REQUIRED WORK:
Retype the listing that follows, exactly as written.

++++ DATA SHOWN ++++

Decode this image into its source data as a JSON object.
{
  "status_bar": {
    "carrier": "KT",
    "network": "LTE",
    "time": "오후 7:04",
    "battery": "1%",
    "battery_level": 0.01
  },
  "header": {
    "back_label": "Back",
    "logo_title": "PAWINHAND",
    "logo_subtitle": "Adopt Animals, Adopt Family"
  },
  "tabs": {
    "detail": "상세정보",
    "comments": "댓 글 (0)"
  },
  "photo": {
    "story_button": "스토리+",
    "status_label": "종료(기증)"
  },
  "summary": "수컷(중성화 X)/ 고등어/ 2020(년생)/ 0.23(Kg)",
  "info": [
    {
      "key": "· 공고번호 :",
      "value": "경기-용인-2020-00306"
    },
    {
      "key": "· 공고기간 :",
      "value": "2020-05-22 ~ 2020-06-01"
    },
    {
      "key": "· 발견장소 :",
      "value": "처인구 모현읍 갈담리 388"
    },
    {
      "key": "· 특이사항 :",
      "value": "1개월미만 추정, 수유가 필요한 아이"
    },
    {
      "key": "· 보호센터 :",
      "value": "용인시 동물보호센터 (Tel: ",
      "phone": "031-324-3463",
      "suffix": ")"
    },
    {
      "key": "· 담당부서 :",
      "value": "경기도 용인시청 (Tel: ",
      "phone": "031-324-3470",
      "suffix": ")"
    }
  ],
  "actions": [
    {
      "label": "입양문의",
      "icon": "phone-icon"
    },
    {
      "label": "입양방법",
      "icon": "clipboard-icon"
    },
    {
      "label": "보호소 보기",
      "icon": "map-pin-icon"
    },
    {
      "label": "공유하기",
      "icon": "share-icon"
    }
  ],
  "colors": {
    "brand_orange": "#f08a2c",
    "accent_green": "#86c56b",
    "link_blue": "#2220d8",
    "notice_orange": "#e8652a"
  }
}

++++

ANSWER FOR THIS EXERCISE:
Decode this image into its source data as a JSON object.
{
  "status_bar": {
    "carrier": "KT",
    "network": "LTE",
    "time": "오후 7:04",
    "battery": "1%",
    "battery_level": 0.01
  },
  "header": {
    "back_label": "Back",
    "logo_title": "PAWINHAND",
    "logo_subtitle": "Adopt Animals, Adopt Family"
  },
  "tabs": {
    "detail": "상세정보",
    "comments": "댓 글 (0)"
  },
  "photo": {
    "story_button": "스토리+",
    "status_label": "종료(기증)"
  },
  "summary": "수컷(중성화 X)/ 고등어/ 2020(년생)/ 0.23(Kg)",
  "info": [
    {
      "key": "· 공고번호 :",
      "value": "경기-용인-2020-00306"
    },
    {
      "key": "· 공고기간 :",
      "value": "2020-05-22 ~ 2020-06-01"
    },
    {
      "key": "· 발견장소 :",
      "value": "처인구 모현읍 갈담리 388"
    },
    {
      "key": "· 특이사항 :",
      "value": "1개월미만 추정, 수유가 필요한 아이"
    },
    {
      "key": "· 보호센터 :",
      "value": "용인시 동물보호센터 (Tel: ",
      "phone": "031-324-3463",
      "suffix": ")"
    },
    {
      "key": "· 담당부서 :",
      "value": "경기도 용인시청 (Tel: ",
      "phone": "031-324-3470",
      "suffix": ")"
    }
  ],
  "actions": [
    {
      "label": "입양문의",
      "icon": "phone-icon"
    },
    {
      "label": "입양방법",
      "icon": "clipboard-icon"
    },
    {
      "label": "보호소 보기",
      "icon": "map-pin-icon"
    },
    {
      "label": "공유하기",
      "icon": "share-icon"
    }
  ],
  "colors": {
    "brand_orange": "#f08a2c",
    "accent_green": "#86c56b",
    "link_blue": "#2220d8",
    "notice_orange": "#e8652a"
  }
}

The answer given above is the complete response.